Filter the records below down to lines containing "samples".

— START —

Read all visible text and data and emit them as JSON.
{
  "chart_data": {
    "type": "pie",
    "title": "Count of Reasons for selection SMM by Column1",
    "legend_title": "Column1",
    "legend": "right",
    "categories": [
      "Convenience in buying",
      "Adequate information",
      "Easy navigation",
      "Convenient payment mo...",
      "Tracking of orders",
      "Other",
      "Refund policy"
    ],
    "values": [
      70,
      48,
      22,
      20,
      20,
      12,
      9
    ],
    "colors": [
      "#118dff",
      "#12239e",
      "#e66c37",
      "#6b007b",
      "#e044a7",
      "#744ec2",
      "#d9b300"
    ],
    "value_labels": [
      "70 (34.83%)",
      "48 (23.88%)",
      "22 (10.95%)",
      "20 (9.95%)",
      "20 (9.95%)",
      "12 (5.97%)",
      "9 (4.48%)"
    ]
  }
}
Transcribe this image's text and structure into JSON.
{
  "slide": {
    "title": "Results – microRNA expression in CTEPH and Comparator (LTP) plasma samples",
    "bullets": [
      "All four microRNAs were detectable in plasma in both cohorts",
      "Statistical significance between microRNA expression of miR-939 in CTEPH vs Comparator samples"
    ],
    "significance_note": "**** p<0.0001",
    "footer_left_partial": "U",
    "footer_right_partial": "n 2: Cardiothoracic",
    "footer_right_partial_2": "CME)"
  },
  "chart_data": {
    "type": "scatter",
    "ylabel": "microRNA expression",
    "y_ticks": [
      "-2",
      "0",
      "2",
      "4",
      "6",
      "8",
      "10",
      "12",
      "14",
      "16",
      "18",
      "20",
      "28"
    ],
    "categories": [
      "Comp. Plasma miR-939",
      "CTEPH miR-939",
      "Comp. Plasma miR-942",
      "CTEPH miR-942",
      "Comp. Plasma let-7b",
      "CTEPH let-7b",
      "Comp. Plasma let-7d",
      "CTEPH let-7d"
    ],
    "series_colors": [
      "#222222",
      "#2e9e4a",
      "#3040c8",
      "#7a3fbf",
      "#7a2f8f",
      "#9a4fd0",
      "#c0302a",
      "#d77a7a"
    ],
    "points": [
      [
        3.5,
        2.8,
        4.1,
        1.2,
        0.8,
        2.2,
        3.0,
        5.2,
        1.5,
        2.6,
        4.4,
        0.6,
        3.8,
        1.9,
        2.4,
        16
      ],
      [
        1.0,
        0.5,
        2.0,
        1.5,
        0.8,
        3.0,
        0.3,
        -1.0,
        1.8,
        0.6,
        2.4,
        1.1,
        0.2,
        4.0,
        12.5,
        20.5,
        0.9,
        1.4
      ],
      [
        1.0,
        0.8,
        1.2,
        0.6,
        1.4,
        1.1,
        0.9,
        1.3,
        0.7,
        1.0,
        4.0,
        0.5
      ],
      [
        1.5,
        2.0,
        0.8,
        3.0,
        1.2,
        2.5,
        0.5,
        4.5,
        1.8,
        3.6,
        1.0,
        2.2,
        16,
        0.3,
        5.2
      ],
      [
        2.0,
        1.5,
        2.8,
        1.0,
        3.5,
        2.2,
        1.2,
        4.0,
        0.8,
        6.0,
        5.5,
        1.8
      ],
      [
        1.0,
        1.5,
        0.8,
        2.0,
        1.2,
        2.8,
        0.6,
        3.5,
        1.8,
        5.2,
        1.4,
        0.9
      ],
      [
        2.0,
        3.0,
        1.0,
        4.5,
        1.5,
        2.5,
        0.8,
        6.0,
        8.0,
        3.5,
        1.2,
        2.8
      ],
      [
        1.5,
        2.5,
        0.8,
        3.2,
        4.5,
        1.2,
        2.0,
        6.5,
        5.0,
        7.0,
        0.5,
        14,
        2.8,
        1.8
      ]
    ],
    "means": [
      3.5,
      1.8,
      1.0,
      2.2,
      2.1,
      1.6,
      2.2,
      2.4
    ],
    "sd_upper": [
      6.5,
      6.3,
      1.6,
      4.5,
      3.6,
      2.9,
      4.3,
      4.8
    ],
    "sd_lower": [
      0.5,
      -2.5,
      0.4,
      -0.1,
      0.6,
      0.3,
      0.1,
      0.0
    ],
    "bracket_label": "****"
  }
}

— END —

_The result_
    "title": "Results – microRNA expression in CTEPH and Comparator (LTP) plasma samples",
      "Statistical significance between microRNA expression of miR-939 in CTEPH vs Comparator samples"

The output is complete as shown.